• Directions: Produce an exact copy of the lines from the line that contains "What data populates" to the end of the listing below.

── Records shown

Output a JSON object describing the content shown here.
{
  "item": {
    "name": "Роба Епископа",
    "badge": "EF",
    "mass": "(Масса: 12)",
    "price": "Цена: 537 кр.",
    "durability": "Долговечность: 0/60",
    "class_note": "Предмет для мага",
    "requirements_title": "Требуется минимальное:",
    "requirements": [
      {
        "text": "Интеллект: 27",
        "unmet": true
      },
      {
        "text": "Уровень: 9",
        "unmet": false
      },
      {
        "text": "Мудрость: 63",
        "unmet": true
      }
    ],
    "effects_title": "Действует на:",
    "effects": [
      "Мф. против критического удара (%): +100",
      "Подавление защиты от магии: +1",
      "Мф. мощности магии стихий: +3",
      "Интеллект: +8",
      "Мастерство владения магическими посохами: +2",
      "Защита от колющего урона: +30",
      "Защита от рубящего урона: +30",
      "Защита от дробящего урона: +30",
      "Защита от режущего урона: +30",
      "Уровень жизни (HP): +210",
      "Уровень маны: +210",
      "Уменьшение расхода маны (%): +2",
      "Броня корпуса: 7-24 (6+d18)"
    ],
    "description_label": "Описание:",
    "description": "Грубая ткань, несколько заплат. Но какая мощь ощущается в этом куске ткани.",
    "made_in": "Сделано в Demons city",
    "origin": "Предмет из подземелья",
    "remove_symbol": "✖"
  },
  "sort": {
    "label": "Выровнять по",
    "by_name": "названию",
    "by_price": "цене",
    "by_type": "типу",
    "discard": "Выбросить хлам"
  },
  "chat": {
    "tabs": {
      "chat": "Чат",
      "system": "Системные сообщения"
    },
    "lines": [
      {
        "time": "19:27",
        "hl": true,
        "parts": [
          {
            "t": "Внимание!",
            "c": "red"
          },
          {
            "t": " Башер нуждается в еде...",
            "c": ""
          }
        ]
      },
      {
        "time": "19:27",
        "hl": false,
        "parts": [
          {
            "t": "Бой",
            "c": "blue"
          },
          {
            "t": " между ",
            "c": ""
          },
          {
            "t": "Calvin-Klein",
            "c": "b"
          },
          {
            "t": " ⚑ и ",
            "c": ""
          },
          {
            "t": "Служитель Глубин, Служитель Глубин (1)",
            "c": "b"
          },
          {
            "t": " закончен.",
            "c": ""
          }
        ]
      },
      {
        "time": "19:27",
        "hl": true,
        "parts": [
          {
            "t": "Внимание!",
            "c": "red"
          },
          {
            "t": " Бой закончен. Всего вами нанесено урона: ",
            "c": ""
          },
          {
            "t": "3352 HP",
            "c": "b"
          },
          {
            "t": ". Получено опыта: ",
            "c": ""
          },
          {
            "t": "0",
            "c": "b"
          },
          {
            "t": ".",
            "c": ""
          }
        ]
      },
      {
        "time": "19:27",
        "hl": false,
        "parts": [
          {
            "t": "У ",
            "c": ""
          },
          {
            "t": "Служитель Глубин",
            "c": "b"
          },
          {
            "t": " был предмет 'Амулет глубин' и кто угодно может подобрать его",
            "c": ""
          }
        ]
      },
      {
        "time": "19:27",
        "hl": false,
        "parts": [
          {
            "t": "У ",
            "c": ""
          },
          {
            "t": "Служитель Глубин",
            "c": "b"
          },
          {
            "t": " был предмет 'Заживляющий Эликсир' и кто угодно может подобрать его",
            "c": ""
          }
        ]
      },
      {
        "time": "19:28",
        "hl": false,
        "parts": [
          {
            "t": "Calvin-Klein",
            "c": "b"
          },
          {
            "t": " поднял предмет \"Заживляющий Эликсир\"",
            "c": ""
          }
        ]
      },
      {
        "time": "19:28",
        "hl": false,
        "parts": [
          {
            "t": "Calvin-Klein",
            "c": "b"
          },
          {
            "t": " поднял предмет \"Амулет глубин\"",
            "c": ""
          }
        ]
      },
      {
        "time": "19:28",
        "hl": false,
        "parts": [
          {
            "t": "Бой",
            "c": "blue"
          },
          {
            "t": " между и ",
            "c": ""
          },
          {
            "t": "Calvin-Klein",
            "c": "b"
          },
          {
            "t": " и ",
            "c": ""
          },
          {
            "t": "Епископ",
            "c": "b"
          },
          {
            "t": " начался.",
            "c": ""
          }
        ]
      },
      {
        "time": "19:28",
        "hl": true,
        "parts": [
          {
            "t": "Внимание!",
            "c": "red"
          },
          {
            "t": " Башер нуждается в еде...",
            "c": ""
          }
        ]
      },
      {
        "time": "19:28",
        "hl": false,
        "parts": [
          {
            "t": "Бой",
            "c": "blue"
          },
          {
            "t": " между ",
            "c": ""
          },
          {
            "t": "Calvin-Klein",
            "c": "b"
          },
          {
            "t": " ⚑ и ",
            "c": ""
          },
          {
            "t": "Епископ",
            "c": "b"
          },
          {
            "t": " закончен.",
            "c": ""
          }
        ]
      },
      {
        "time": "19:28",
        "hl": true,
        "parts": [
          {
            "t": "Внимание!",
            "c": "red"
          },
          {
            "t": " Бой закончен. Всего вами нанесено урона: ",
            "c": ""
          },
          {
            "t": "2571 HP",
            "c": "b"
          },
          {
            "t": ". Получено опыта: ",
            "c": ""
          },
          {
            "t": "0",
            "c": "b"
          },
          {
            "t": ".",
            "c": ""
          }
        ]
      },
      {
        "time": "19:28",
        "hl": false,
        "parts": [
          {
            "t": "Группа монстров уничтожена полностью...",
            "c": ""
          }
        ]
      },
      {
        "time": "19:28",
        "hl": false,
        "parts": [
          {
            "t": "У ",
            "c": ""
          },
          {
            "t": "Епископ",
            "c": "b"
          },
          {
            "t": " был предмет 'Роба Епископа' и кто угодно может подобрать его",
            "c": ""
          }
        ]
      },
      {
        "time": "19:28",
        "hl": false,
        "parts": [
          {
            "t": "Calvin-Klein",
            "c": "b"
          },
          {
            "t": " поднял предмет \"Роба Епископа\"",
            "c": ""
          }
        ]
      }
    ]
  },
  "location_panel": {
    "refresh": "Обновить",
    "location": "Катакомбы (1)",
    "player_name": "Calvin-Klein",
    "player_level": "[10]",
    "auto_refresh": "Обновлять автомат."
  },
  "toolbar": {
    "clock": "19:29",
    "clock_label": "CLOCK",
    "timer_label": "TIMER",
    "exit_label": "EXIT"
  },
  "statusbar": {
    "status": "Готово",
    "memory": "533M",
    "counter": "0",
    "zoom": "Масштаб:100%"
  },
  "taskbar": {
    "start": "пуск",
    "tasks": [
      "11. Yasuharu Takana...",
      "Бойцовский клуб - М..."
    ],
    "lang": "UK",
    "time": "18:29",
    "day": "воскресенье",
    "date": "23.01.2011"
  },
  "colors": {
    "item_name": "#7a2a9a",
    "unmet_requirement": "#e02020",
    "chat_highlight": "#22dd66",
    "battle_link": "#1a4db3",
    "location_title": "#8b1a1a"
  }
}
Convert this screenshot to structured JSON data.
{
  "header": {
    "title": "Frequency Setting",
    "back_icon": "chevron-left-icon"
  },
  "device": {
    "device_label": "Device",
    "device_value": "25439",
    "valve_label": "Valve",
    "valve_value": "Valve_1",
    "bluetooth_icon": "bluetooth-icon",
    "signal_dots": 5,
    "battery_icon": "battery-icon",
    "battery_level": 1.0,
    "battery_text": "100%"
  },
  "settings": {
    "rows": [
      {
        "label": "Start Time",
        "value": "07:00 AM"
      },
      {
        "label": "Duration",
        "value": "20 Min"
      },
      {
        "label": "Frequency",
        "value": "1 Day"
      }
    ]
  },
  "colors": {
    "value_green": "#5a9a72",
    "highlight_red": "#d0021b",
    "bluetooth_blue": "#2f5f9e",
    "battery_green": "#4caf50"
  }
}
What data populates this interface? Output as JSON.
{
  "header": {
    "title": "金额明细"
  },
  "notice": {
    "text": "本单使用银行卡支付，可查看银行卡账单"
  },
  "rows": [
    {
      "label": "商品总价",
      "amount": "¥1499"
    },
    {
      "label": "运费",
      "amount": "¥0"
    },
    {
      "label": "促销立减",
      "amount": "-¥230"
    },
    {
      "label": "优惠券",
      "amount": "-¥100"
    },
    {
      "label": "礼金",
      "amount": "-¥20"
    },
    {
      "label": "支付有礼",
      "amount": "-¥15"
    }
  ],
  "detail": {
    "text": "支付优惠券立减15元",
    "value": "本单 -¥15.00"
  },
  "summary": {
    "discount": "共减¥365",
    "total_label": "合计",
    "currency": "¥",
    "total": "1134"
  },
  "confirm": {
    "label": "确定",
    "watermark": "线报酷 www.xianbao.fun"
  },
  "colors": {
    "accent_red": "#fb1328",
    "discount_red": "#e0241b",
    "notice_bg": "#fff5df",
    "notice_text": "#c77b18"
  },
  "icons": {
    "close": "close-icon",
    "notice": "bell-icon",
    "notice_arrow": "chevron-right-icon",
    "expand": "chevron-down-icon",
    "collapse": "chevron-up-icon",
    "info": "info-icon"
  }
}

────

• Result for this exercise:
What data populates this interface? Output as JSON.
{
  "header": {
    "title": "金额明细"
  },
  "notice": {
    "text": "本单使用银行卡支付，可查看银行卡账单"
  },
  "rows": [
    {
      "label": "商品总价",
      "amount": "¥1499"
    },
    {
      "label": "运费",
      "amount": "¥0"
    },
    {
      "label": "促销立减",
      "amount": "-¥230"
    },
    {
      "label": "优惠券",
      "amount": "-¥100"
    },
    {
      "label": "礼金",
      "amount": "-¥20"
    },
    {
      "label": "支付有礼",
      "amount": "-¥15"
    }
  ],
  "detail": {
    "text": "支付优惠券立减15元",
    "value": "本单 -¥15.00"
  },
  "summary": {
    "discount": "共减¥365",
    "total_label": "合计",
    "currency": "¥",
    "total": "1134"
  },
  "confirm": {
    "label": "确定",
    "watermark": "线报酷 www.xianbao.fun"
  },
  "colors": {
    "accent_red": "#fb1328",
    "discount_red": "#e0241b",
    "notice_bg": "#fff5df",
    "notice_text": "#c77b18"
  },
  "icons": {
    "close": "close-icon",
    "notice": "bell-icon",
    "notice_arrow": "chevron-right-icon",
    "expand": "chevron-down-icon",
    "collapse": "chevron-up-icon",
    "info": "info-icon"
  }
}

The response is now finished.